**Task brief**
Search the listing for the string "plate" and copy every line that contains it.

## start Source material

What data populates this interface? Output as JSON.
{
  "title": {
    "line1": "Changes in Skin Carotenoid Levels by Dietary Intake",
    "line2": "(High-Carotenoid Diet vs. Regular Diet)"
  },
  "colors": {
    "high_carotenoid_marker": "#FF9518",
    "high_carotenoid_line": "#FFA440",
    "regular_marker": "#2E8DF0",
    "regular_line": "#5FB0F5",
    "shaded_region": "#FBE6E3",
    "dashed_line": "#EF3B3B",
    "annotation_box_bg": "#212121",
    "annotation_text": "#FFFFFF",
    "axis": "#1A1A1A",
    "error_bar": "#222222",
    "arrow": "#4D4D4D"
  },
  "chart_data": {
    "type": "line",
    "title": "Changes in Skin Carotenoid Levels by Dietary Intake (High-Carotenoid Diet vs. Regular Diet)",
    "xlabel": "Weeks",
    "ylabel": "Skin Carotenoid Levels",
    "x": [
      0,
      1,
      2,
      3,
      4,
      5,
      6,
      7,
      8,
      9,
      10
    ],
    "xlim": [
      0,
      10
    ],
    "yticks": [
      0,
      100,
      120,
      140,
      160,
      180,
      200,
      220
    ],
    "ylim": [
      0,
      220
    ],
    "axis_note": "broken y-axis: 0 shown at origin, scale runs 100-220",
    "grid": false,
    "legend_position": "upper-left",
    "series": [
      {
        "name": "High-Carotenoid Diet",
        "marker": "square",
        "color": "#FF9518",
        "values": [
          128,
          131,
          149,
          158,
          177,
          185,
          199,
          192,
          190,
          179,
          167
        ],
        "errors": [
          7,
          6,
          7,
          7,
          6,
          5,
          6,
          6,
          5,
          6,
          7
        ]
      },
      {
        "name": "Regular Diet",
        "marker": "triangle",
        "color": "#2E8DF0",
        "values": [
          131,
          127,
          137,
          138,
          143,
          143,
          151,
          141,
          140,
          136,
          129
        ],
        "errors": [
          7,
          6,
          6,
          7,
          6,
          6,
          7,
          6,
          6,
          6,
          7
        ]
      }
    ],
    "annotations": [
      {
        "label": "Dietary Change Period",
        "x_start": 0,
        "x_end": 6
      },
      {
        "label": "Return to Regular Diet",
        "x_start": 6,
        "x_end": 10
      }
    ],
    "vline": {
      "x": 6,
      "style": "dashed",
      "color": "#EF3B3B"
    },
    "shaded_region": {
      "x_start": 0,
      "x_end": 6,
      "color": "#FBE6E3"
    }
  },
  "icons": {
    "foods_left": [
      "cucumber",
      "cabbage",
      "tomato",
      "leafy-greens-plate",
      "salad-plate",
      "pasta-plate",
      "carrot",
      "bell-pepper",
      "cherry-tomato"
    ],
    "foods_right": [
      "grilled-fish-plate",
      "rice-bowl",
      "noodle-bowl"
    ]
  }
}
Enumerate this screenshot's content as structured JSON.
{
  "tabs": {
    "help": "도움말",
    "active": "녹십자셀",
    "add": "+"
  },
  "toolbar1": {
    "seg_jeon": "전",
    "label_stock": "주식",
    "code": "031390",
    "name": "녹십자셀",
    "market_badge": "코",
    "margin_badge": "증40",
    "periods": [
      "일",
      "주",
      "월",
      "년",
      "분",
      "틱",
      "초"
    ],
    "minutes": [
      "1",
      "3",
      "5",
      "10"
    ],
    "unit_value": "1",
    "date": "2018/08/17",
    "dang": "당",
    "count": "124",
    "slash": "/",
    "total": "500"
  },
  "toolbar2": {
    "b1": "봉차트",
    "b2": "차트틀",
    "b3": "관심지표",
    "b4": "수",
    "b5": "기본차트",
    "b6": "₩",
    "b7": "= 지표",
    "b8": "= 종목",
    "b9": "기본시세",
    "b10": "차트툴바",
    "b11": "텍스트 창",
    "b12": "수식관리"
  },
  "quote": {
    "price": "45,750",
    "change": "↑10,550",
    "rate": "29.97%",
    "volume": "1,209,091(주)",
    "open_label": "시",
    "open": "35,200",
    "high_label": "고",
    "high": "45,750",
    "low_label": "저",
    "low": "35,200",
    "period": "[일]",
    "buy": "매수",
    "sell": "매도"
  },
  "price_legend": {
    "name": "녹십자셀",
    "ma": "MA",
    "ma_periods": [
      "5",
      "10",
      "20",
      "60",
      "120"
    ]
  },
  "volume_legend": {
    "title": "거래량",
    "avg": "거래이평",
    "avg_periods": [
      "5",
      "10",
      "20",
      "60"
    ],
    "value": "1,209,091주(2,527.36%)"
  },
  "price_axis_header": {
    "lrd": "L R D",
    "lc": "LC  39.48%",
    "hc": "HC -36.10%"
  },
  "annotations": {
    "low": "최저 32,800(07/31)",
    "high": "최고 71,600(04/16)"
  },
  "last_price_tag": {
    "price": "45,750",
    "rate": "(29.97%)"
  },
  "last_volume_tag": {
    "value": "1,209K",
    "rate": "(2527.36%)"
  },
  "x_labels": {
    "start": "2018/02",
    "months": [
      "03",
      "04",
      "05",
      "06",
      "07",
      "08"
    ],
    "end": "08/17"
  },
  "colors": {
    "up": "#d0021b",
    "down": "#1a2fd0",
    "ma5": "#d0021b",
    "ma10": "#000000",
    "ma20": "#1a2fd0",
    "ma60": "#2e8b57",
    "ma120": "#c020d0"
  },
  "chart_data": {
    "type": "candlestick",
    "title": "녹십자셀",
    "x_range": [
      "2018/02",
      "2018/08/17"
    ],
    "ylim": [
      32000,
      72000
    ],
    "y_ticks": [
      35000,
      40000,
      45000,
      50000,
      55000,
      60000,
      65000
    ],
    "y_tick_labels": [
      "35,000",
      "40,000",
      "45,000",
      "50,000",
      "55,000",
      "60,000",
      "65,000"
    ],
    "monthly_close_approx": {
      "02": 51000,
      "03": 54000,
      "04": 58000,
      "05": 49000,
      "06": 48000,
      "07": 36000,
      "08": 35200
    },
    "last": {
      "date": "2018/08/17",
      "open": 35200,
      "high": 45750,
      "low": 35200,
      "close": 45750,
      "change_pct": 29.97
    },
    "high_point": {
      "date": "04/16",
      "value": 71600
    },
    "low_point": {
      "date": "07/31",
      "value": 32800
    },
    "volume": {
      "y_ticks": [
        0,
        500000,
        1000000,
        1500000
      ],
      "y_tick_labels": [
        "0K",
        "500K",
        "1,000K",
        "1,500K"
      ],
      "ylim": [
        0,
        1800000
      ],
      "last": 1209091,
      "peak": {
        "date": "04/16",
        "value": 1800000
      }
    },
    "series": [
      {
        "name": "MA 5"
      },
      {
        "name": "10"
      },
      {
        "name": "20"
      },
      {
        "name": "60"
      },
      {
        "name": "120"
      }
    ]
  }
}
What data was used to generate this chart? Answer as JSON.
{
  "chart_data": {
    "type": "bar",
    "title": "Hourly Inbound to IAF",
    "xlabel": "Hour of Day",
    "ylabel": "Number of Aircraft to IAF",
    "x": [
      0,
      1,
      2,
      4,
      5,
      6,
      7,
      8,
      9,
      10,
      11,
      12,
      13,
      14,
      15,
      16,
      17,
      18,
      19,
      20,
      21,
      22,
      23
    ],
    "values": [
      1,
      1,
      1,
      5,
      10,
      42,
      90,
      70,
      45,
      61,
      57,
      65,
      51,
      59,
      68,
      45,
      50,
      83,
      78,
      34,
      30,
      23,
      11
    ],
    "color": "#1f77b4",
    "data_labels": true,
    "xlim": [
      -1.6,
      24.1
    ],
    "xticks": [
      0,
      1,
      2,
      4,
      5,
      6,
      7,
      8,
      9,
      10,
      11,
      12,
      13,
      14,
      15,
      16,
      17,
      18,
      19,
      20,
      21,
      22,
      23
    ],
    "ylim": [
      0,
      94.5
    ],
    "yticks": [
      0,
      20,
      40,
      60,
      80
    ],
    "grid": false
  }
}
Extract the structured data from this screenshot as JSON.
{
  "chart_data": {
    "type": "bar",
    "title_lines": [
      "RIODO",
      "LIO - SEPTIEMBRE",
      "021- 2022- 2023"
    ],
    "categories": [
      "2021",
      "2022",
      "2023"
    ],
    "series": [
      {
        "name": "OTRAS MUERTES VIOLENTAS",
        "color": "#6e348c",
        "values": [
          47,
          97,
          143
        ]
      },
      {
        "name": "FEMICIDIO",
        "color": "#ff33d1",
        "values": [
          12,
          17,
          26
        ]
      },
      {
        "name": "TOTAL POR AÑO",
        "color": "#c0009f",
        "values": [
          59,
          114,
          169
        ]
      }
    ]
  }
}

## end Source material

**Completed task**
      "leafy-greens-plate",
      "salad-plate",
      "pasta-plate",
      "grilled-fish-plate",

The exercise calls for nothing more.